Below is a set of records. Repeat all of them exactly.

Items:
______________________________
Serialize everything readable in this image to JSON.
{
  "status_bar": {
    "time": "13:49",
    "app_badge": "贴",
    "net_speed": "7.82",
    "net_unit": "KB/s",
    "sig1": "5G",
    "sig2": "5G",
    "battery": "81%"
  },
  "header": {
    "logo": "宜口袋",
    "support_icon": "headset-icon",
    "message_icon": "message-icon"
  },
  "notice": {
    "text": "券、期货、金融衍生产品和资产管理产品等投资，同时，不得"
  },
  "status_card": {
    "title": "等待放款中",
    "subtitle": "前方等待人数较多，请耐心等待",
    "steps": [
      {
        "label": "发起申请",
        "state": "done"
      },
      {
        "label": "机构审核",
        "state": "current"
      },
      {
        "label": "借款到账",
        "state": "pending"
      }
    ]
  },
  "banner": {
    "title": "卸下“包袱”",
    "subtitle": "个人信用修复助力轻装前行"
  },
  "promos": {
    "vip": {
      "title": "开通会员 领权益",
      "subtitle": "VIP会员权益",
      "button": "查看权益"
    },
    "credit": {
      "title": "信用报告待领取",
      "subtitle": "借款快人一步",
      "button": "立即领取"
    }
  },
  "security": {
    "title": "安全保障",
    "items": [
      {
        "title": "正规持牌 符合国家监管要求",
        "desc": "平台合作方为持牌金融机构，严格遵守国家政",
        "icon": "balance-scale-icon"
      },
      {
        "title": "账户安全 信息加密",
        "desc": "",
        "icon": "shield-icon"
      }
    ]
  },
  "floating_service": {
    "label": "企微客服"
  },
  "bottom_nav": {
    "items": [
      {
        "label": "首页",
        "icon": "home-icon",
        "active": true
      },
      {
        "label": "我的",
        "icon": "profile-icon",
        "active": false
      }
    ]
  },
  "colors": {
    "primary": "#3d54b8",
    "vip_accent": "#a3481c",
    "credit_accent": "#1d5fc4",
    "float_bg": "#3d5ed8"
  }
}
______________________________
Task response:
Serialize everything readable in this image to JSON.
{
  "status_bar": {
    "time": "13:49",
    "app_badge": "贴",
    "net_speed": "7.82",
    "net_unit": "KB/s",
    "sig1": "5G",
    "sig2": "5G",
    "battery": "81%"
  },
  "header": {
    "logo": "宜口袋",
    "support_icon": "headset-icon",
    "message_icon": "message-icon"
  },
  "notice": {
    "text": "券、期货、金融衍生产品和资产管理产品等投资，同时，不得"
  },
  "status_card": {
    "title": "等待放款中",
    "subtitle": "前方等待人数较多，请耐心等待",
    "steps": [
      {
        "label": "发起申请",
        "state": "done"
      },
      {
        "label": "机构审核",
        "state": "current"
      },
      {
        "label": "借款到账",
        "state": "pending"
      }
    ]
  },
  "banner": {
    "title": "卸下“包袱”",
    "subtitle": "个人信用修复助力轻装前行"
  },
  "promos": {
    "vip": {
      "title": "开通会员 领权益",
      "subtitle": "VIP会员权益",
      "button": "查看权益"
    },
    "credit": {
      "title": "信用报告待领取",
      "subtitle": "借款快人一步",
      "button": "立即领取"
    }
  },
  "security": {
    "title": "安全保障",
    "items": [
      {
        "title": "正规持牌 符合国家监管要求",
        "desc": "平台合作方为持牌金融机构，严格遵守国家政",
        "icon": "balance-scale-icon"
      },
      {
        "title": "账户安全 信息加密",
        "desc": "",
        "icon": "shield-icon"
      }
    ]
  },
  "floating_service": {
    "label": "企微客服"
  },
  "bottom_nav": {
    "items": [
      {
        "label": "首页",
        "icon": "home-icon",
        "active": true
      },
      {
        "label": "我的",
        "icon": "profile-icon",
        "active": false
      }
    ]
  },
  "colors": {
    "primary": "#3d54b8",
    "vip_accent": "#a3481c",
    "credit_accent": "#1d5fc4",
    "float_bg": "#3d5ed8"
  }
}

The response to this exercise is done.